* Start *

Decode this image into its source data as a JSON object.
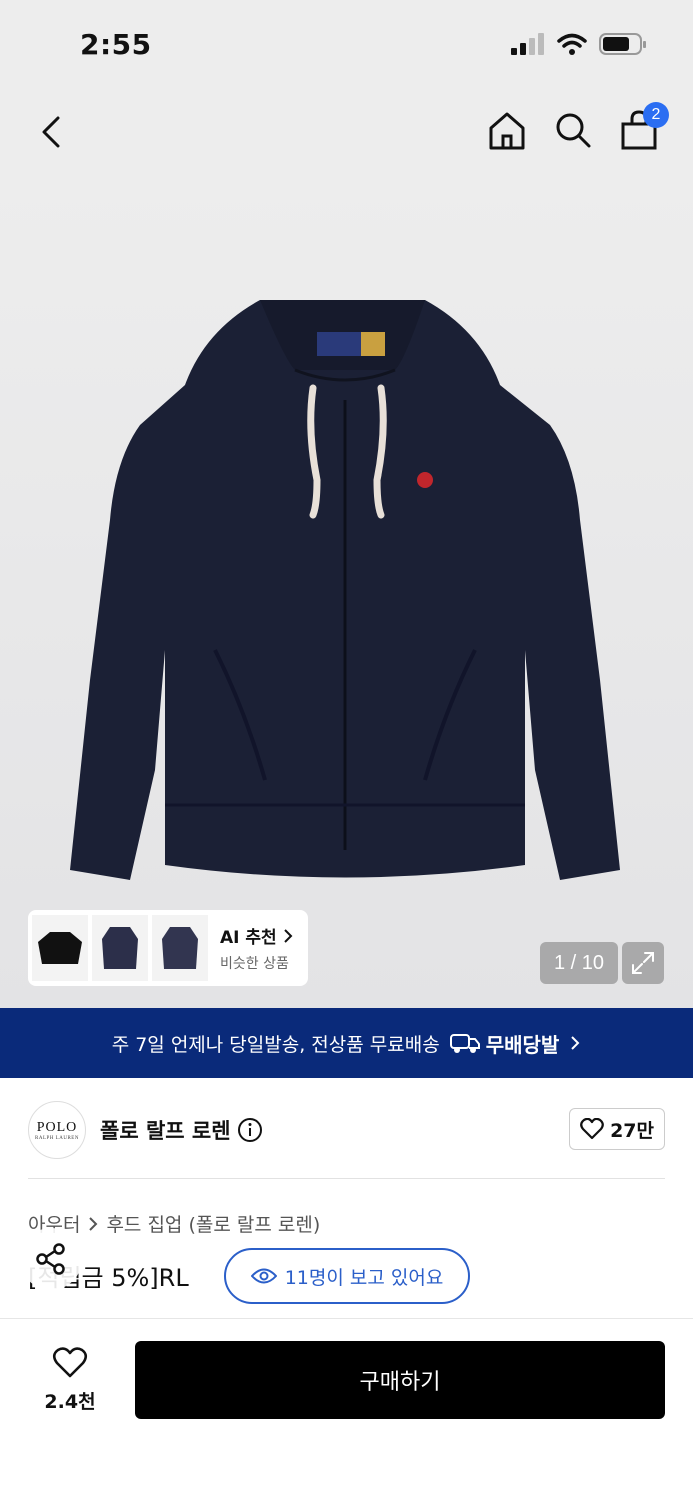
{
  "status": {
    "time": "2:55"
  },
  "nav": {
    "cart_count": "2"
  },
  "gallery": {
    "ai_title": "AI 추천",
    "ai_subtitle": "비슷한 상품",
    "counter": "1 / 10"
  },
  "promo": {
    "text": "주 7일 언제나 당일발송, 전상품 무료배송",
    "badge": "무배당발"
  },
  "brand": {
    "logo_main": "POLO",
    "logo_small": "RALPH LAUREN",
    "name": "폴로 랄프 로렌",
    "likes": "27만"
  },
  "product": {
    "breadcrumb": [
      "아우터",
      "후드 집업 (폴로 랄프 로렌)"
    ],
    "title": "[적립금 5%]RL",
    "viewers": "11명이 보고 있어요"
  },
  "bottom": {
    "wish_count": "2.4천",
    "buy_label": "구매하기"
  }
}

* End *

SET EXERCISE. Transcribe every line in the entries above, taking out only the images.

RESPONSE.
Decode this image into its source data as a JSON object.
{
  "status": {
    "time": "2:55"
  },
  "nav": {
    "cart_count": "2"
  },
  "gallery": {
    "ai_title": "AI 추천",
    "ai_subtitle": "비슷한 상품",
    "counter": "1 / 10"
  },
  "promo": {
    "text": "주 7일 언제나 당일발송, 전상품 무료배송",
    "badge": "무배당발"
  },
  "brand": {
    "logo_main": "POLO",
    "logo_small": "RALPH LAUREN",
    "name": "폴로 랄프 로렌",
    "likes": "27만"
  },
  "product": {
    "breadcrumb": [
      "아우터",
      "후드 집업 (폴로 랄프 로렌)"
    ],
    "title": "[적립금 5%]RL",
    "viewers": "11명이 보고 있어요"
  },
  "bottom": {
    "wish_count": "2.4천",
    "buy_label": "구매하기"
  }
}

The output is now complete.